Directions: Note each line of the listing that contains the string "zigzag", and copy it.

════════════════

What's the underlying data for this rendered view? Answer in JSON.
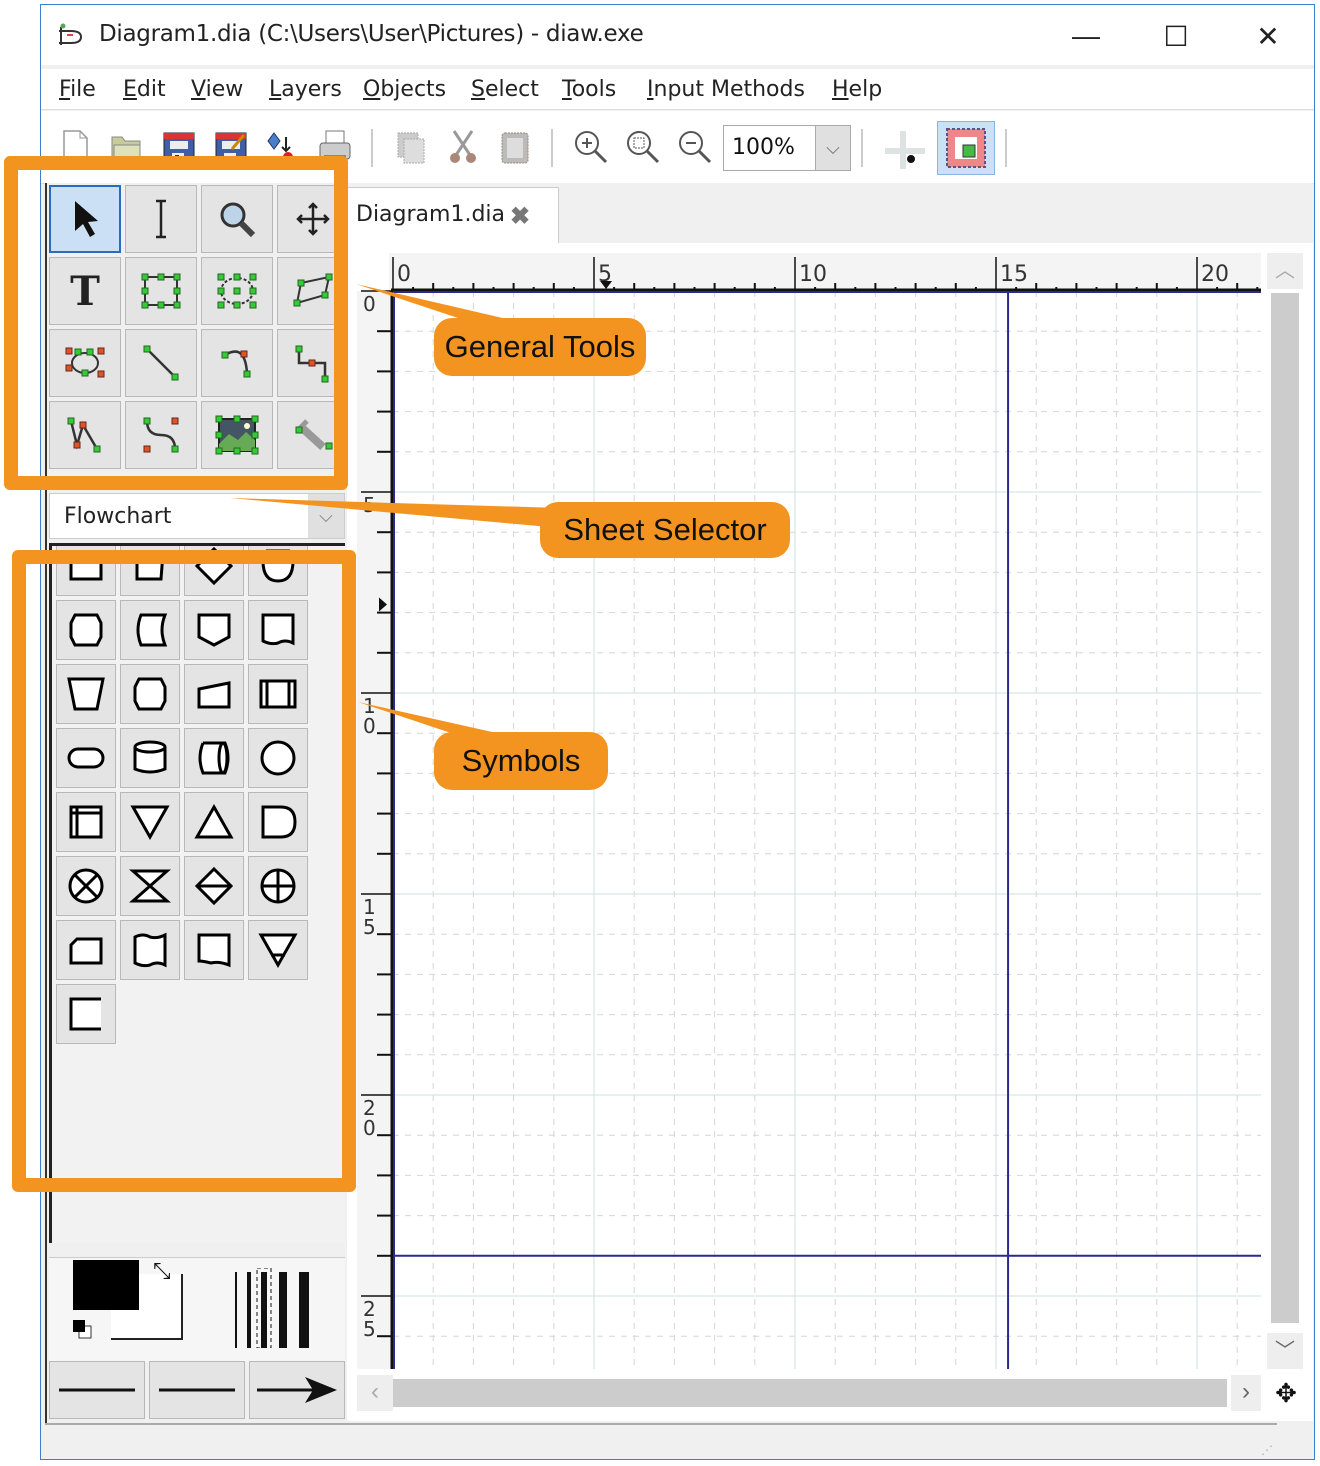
{
  "window": {
    "title": "Diagram1.dia (C:\\Users\\User\\Pictures) - diaw.exe",
    "app_icon": "dia-app-icon",
    "controls": {
      "minimize": "—",
      "maximize": "☐",
      "close": "✕"
    }
  },
  "menubar": {
    "items": [
      {
        "label": "File",
        "accel": "F"
      },
      {
        "label": "Edit",
        "accel": "E"
      },
      {
        "label": "View",
        "accel": "V"
      },
      {
        "label": "Layers",
        "accel": "L"
      },
      {
        "label": "Objects",
        "accel": "O"
      },
      {
        "label": "Select",
        "accel": "S"
      },
      {
        "label": "Tools",
        "accel": "T"
      },
      {
        "label": "Input Methods",
        "accel": "I"
      },
      {
        "label": "Help",
        "accel": "H"
      }
    ]
  },
  "toolbar": {
    "buttons": [
      "new-icon",
      "open-icon",
      "save-icon",
      "save-as-icon",
      "export-icon",
      "print-icon",
      "copy-icon",
      "cut-icon",
      "paste-icon",
      "zoom-in-icon",
      "zoom-fit-icon",
      "zoom-out-icon"
    ],
    "zoom_value": "100%",
    "snap_to_grid": "snap-grid-icon",
    "snap_to_objects": "snap-objects-icon"
  },
  "tools": {
    "items": [
      {
        "name": "modify",
        "icon": "pointer-icon",
        "active": true
      },
      {
        "name": "text-edit",
        "icon": "text-cursor-icon"
      },
      {
        "name": "magnify",
        "icon": "magnifier-icon"
      },
      {
        "name": "scroll",
        "icon": "move-icon"
      },
      {
        "name": "text",
        "icon": "text-T-icon"
      },
      {
        "name": "box",
        "icon": "box-icon"
      },
      {
        "name": "ellipse",
        "icon": "ellipse-icon"
      },
      {
        "name": "polygon",
        "icon": "polygon-icon"
      },
      {
        "name": "beziergon",
        "icon": "beziergon-icon"
      },
      {
        "name": "line",
        "icon": "line-icon"
      },
      {
        "name": "arc",
        "icon": "arc-icon"
      },
      {
        "name": "zigzag-line",
        "icon": "zigzag-line-icon"
      },
      {
        "name": "polyline",
        "icon": "polyline-icon"
      },
      {
        "name": "bezier-line",
        "icon": "bezier-line-icon"
      },
      {
        "name": "image",
        "icon": "image-icon"
      },
      {
        "name": "outline",
        "icon": "outline-icon"
      }
    ]
  },
  "sheet_selector": {
    "value": "Flowchart"
  },
  "symbols": {
    "count": 29,
    "items": [
      "process",
      "manual-input",
      "decision",
      "display",
      "preparation",
      "stored-data",
      "offpage-connector",
      "punched-card",
      "manual-operation",
      "prep-alt",
      "card",
      "predefined-process",
      "terminal",
      "disk-storage",
      "direct-access",
      "connector",
      "internal-storage",
      "merge",
      "extract",
      "delay",
      "or",
      "collate",
      "sort",
      "summing-junction",
      "manual-loop",
      "punched-tape",
      "document",
      "offline-storage",
      "annotation"
    ]
  },
  "attributes": {
    "foreground_color": "#000000",
    "background_color": "#ffffff",
    "line_widths": 5,
    "line_start": "plain",
    "line_style": "solid",
    "line_end": "arrow"
  },
  "document_tab": {
    "label": "Diagram1.dia",
    "close": "✖"
  },
  "rulers": {
    "horizontal_labels": [
      "0",
      "5",
      "10",
      "15",
      "20"
    ],
    "vertical_labels": [
      "0",
      "5",
      "10",
      "15",
      "20",
      "25"
    ]
  },
  "annotations": {
    "general_tools": "General Tools",
    "sheet_selector": "Sheet Selector",
    "symbols": "Symbols",
    "color": "#f39420"
  },
  "colors": {
    "page_border": "#2a2a8a",
    "grid_major": "#cfe0e0",
    "grid_minor": "#d8d8d8",
    "accent": "#3a7fd0"
  }
}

════════════════

Answer to this task:
        "name": "zigzag-line",
        "icon": "zigzag-line-icon"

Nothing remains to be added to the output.